* _Task objective_
Determine how many lines include the string "Inicia". Output that number only.

* _Task input_
* start *
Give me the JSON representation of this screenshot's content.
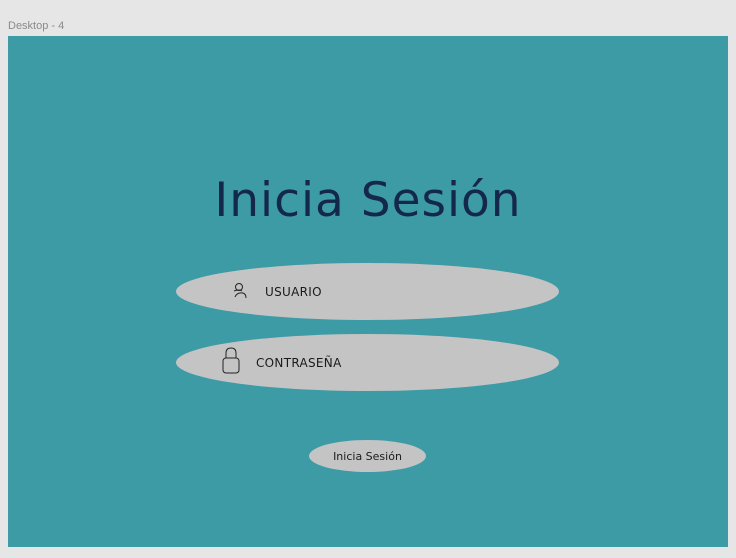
{
  "frame_label": "Desktop - 4",
  "login": {
    "title": "Inicia Sesión",
    "username_field": {
      "label": "USUARIO",
      "icon": "user-icon"
    },
    "password_field": {
      "label": "CONTRASEÑA",
      "icon": "lock-icon"
    },
    "submit_label": "Inicia Sesión"
  },
  "colors": {
    "canvas": "#e6e6e6",
    "frame_bg": "#3d9ba6",
    "title": "#13284a",
    "pill": "#c4c4c4"
  }
}
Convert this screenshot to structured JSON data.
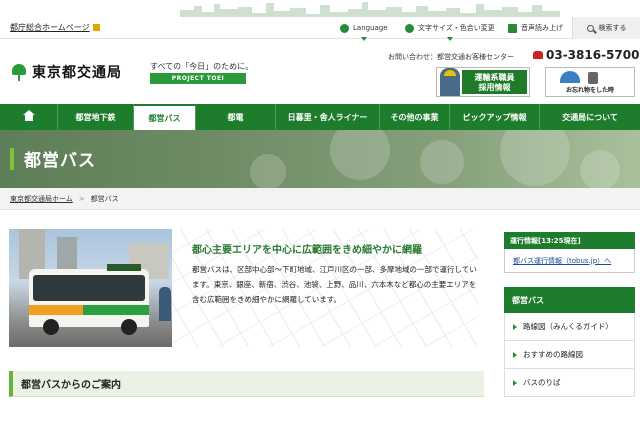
{
  "topbar": {
    "home_link": "都庁総合ホームページ",
    "language": "Language",
    "text_size": "文字サイズ・色合い変更",
    "speech": "音声読み上げ",
    "search": "検索する"
  },
  "header": {
    "logo_text": "東京都交通局",
    "tagline": "すべての「今日」のために。",
    "tagline_badge": "PROJECT TOEI",
    "contact_label": "お問い合わせ：都営交通お客様センター",
    "phone": "03-3816-5700",
    "banner_recruit": "運輸系職員\n採用情報",
    "banner_lost": "お忘れ物をした時"
  },
  "nav": {
    "items": [
      {
        "label": "都営地下鉄"
      },
      {
        "label": "都営バス"
      },
      {
        "label": "都電"
      },
      {
        "label": "日暮里・舎人ライナー"
      },
      {
        "label": "その他の事業"
      },
      {
        "label": "ピックアップ情報"
      },
      {
        "label": "交通局について"
      }
    ]
  },
  "hero": {
    "title": "都営バス"
  },
  "breadcrumb": {
    "home": "東京都交通局ホーム",
    "current": "都営バス"
  },
  "main": {
    "heading": "都心主要エリアを中心に広範囲をきめ細やかに網羅",
    "paragraph": "都営バスは、区部中心部〜下町地域、江戸川区の一部、多摩地域の一部で運行しています。東京、銀座、新宿、渋谷、池袋、上野、品川、六本木など都心の主要エリアを含む広範囲をきめ細やかに網羅しています。",
    "section_title": "都営バスからのご案内"
  },
  "sidebar": {
    "operation_header": "運行情報[13:25現在]",
    "operation_link": "都バス運行情報（tobus.jp）へ",
    "bus_header": "都営バス",
    "bus_items": [
      {
        "label": "路線図（みんくるガイド）"
      },
      {
        "label": "おすすめの路線図"
      },
      {
        "label": "バスのりば"
      }
    ]
  },
  "colors": {
    "brand_green": "#1e7d2c",
    "accent_lime": "#7ec23a",
    "phone_red": "#d42020"
  }
}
* end *
* _In response_
2